**Task goal**. Copy every entry exactly as given, minus the images.

**Record set**.
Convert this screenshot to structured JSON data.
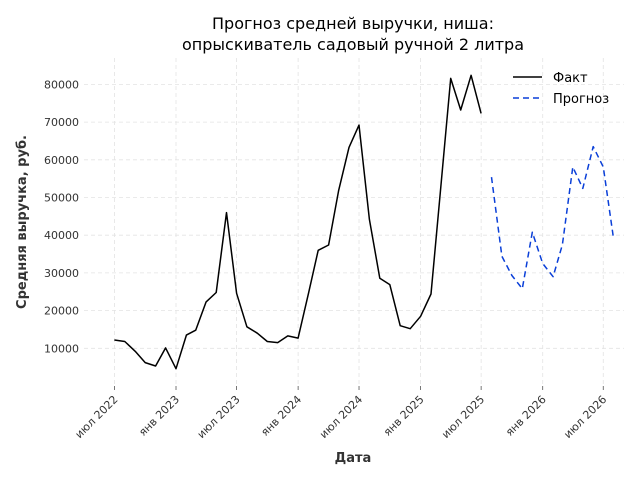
{
  "chart_data": {
    "type": "line",
    "title_line1": "Прогноз средней выручки, ниша:",
    "title_line2": "опрыскиватель садовый ручной 2 литра",
    "xlabel": "Дата",
    "ylabel": "Средняя выручка, руб.",
    "x_range": [
      "2022-04-01",
      "2026-09-01"
    ],
    "ylim": [
      0,
      87000
    ],
    "grid": true,
    "legend_position": "top-right",
    "y_ticks": [
      10000,
      20000,
      30000,
      40000,
      50000,
      60000,
      70000,
      80000
    ],
    "x_ticks": [
      {
        "date": "2022-07-01",
        "label": "июл 2022"
      },
      {
        "date": "2023-01-01",
        "label": "янв 2023"
      },
      {
        "date": "2023-07-01",
        "label": "июл 2023"
      },
      {
        "date": "2024-01-01",
        "label": "янв 2024"
      },
      {
        "date": "2024-07-01",
        "label": "июл 2024"
      },
      {
        "date": "2025-01-01",
        "label": "янв 2025"
      },
      {
        "date": "2025-07-01",
        "label": "июл 2025"
      },
      {
        "date": "2026-01-01",
        "label": "янв 2026"
      },
      {
        "date": "2026-07-01",
        "label": "июл 2026"
      }
    ],
    "series": [
      {
        "name": "Факт",
        "color": "#000000",
        "style": "solid",
        "x": [
          "2022-07-01",
          "2022-08-01",
          "2022-09-01",
          "2022-10-01",
          "2022-11-01",
          "2022-12-01",
          "2023-01-01",
          "2023-02-01",
          "2023-03-01",
          "2023-04-01",
          "2023-05-01",
          "2023-06-01",
          "2023-07-01",
          "2023-08-01",
          "2023-09-01",
          "2023-10-01",
          "2023-11-01",
          "2023-12-01",
          "2024-01-01",
          "2024-02-01",
          "2024-03-01",
          "2024-04-01",
          "2024-05-01",
          "2024-06-01",
          "2024-07-01",
          "2024-08-01",
          "2024-09-01",
          "2024-10-01",
          "2024-11-01",
          "2024-12-01",
          "2025-01-01",
          "2025-02-01",
          "2025-03-01",
          "2025-04-01",
          "2025-05-01",
          "2025-06-01",
          "2025-07-01"
        ],
        "y": [
          12200,
          11800,
          9200,
          6200,
          5300,
          10100,
          4600,
          13500,
          14800,
          22300,
          24800,
          46000,
          24600,
          15700,
          14000,
          11800,
          11500,
          13300,
          12700,
          24600,
          36000,
          37400,
          51800,
          63300,
          69200,
          44200,
          28600,
          26900,
          16000,
          15200,
          18500,
          24400,
          51300,
          81600,
          73200,
          82400,
          72300
        ]
      },
      {
        "name": "Прогноз",
        "color": "#0a3fd8",
        "style": "dashed",
        "x": [
          "2025-08-01",
          "2025-09-01",
          "2025-10-01",
          "2025-11-01",
          "2025-12-01",
          "2026-01-01",
          "2026-02-01",
          "2026-03-01",
          "2026-04-01",
          "2026-05-01",
          "2026-06-01",
          "2026-07-01",
          "2026-08-01"
        ],
        "y": [
          55400,
          34400,
          29300,
          25800,
          40800,
          32500,
          29000,
          37500,
          58100,
          52400,
          63500,
          58100,
          39000
        ]
      }
    ]
  }
}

**Right answer**.
Convert this screenshot to structured JSON data.
{
  "chart_data": {
    "type": "line",
    "title_line1": "Прогноз средней выручки, ниша:",
    "title_line2": "опрыскиватель садовый ручной 2 литра",
    "xlabel": "Дата",
    "ylabel": "Средняя выручка, руб.",
    "x_range": [
      "2022-04-01",
      "2026-09-01"
    ],
    "ylim": [
      0,
      87000
    ],
    "grid": true,
    "legend_position": "top-right",
    "y_ticks": [
      10000,
      20000,
      30000,
      40000,
      50000,
      60000,
      70000,
      80000
    ],
    "x_ticks": [
      {
        "date": "2022-07-01",
        "label": "июл 2022"
      },
      {
        "date": "2023-01-01",
        "label": "янв 2023"
      },
      {
        "date": "2023-07-01",
        "label": "июл 2023"
      },
      {
        "date": "2024-01-01",
        "label": "янв 2024"
      },
      {
        "date": "2024-07-01",
        "label": "июл 2024"
      },
      {
        "date": "2025-01-01",
        "label": "янв 2025"
      },
      {
        "date": "2025-07-01",
        "label": "июл 2025"
      },
      {
        "date": "2026-01-01",
        "label": "янв 2026"
      },
      {
        "date": "2026-07-01",
        "label": "июл 2026"
      }
    ],
    "series": [
      {
        "name": "Факт",
        "color": "#000000",
        "style": "solid",
        "x": [
          "2022-07-01",
          "2022-08-01",
          "2022-09-01",
          "2022-10-01",
          "2022-11-01",
          "2022-12-01",
          "2023-01-01",
          "2023-02-01",
          "2023-03-01",
          "2023-04-01",
          "2023-05-01",
          "2023-06-01",
          "2023-07-01",
          "2023-08-01",
          "2023-09-01",
          "2023-10-01",
          "2023-11-01",
          "2023-12-01",
          "2024-01-01",
          "2024-02-01",
          "2024-03-01",
          "2024-04-01",
          "2024-05-01",
          "2024-06-01",
          "2024-07-01",
          "2024-08-01",
          "2024-09-01",
          "2024-10-01",
          "2024-11-01",
          "2024-12-01",
          "2025-01-01",
          "2025-02-01",
          "2025-03-01",
          "2025-04-01",
          "2025-05-01",
          "2025-06-01",
          "2025-07-01"
        ],
        "y": [
          12200,
          11800,
          9200,
          6200,
          5300,
          10100,
          4600,
          13500,
          14800,
          22300,
          24800,
          46000,
          24600,
          15700,
          14000,
          11800,
          11500,
          13300,
          12700,
          24600,
          36000,
          37400,
          51800,
          63300,
          69200,
          44200,
          28600,
          26900,
          16000,
          15200,
          18500,
          24400,
          51300,
          81600,
          73200,
          82400,
          72300
        ]
      },
      {
        "name": "Прогноз",
        "color": "#0a3fd8",
        "style": "dashed",
        "x": [
          "2025-08-01",
          "2025-09-01",
          "2025-10-01",
          "2025-11-01",
          "2025-12-01",
          "2026-01-01",
          "2026-02-01",
          "2026-03-01",
          "2026-04-01",
          "2026-05-01",
          "2026-06-01",
          "2026-07-01",
          "2026-08-01"
        ],
        "y": [
          55400,
          34400,
          29300,
          25800,
          40800,
          32500,
          29000,
          37500,
          58100,
          52400,
          63500,
          58100,
          39000
        ]
      }
    ]
  }
}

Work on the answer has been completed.